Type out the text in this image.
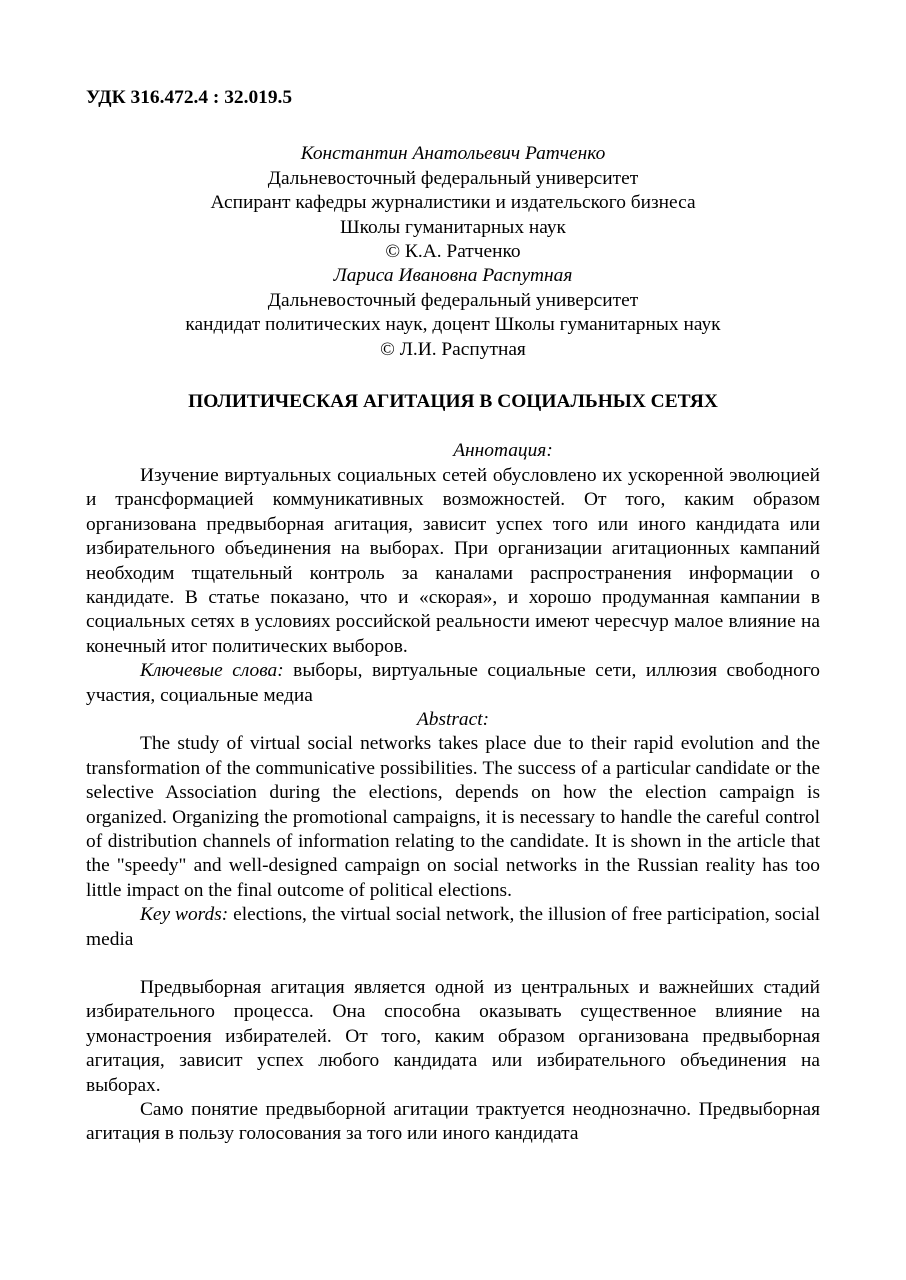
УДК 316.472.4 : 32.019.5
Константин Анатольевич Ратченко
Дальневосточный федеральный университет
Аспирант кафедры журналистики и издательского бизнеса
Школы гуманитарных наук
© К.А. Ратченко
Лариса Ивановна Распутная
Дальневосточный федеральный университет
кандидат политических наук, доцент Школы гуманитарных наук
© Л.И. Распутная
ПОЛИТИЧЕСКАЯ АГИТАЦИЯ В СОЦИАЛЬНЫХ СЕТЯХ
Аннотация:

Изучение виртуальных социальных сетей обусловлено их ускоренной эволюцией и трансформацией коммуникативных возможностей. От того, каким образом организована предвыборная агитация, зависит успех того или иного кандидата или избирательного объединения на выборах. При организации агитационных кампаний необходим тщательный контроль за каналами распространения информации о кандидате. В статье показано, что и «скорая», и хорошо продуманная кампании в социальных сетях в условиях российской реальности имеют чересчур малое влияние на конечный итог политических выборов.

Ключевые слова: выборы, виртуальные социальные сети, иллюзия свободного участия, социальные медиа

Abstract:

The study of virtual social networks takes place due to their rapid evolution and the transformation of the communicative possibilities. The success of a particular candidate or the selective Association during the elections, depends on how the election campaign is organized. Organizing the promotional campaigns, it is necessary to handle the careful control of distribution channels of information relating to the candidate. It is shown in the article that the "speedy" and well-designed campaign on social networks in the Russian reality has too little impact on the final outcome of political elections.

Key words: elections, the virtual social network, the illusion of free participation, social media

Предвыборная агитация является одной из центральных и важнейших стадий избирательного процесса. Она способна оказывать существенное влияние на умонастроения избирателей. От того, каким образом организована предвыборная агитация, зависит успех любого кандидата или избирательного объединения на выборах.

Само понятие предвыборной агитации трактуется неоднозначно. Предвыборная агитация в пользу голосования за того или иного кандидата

_Exercise brief_
Copy all the records above exactly, but leave out the pictures.

_Response to this task_
Type out the text in this image.
УДК 316.472.4 : 32.019.5
Константин Анатольевич Ратченко
Дальневосточный федеральный университет
Аспирант кафедры журналистики и издательского бизнеса
Школы гуманитарных наук
© К.А. Ратченко
Лариса Ивановна Распутная
Дальневосточный федеральный университет
кандидат политических наук, доцент Школы гуманитарных наук
© Л.И. Распутная
ПОЛИТИЧЕСКАЯ АГИТАЦИЯ В СОЦИАЛЬНЫХ СЕТЯХ
Аннотация:

Изучение виртуальных социальных сетей обусловлено их ускоренной эволюцией и трансформацией коммуникативных возможностей. От того, каким образом организована предвыборная агитация, зависит успех того или иного кандидата или избирательного объединения на выборах. При организации агитационных кампаний необходим тщательный контроль за каналами распространения информации о кандидате. В статье показано, что и «скорая», и хорошо продуманная кампании в социальных сетях в условиях российской реальности имеют чересчур малое влияние на конечный итог политических выборов.

Ключевые слова: выборы, виртуальные социальные сети, иллюзия свободного участия, социальные медиа

Abstract:

The study of virtual social networks takes place due to their rapid evolution and the transformation of the communicative possibilities. The success of a particular candidate or the selective Association during the elections, depends on how the election campaign is organized. Organizing the promotional campaigns, it is necessary to handle the careful control of distribution channels of information relating to the candidate. It is shown in the article that the "speedy" and well-designed campaign on social networks in the Russian reality has too little impact on the final outcome of political elections.

Key words: elections, the virtual social network, the illusion of free participation, social media

Предвыборная агитация является одной из центральных и важнейших стадий избирательного процесса. Она способна оказывать существенное влияние на умонастроения избирателей. От того, каким образом организована предвыборная агитация, зависит успех любого кандидата или избирательного объединения на выборах.

Само понятие предвыборной агитации трактуется неоднозначно. Предвыборная агитация в пользу голосования за того или иного кандидата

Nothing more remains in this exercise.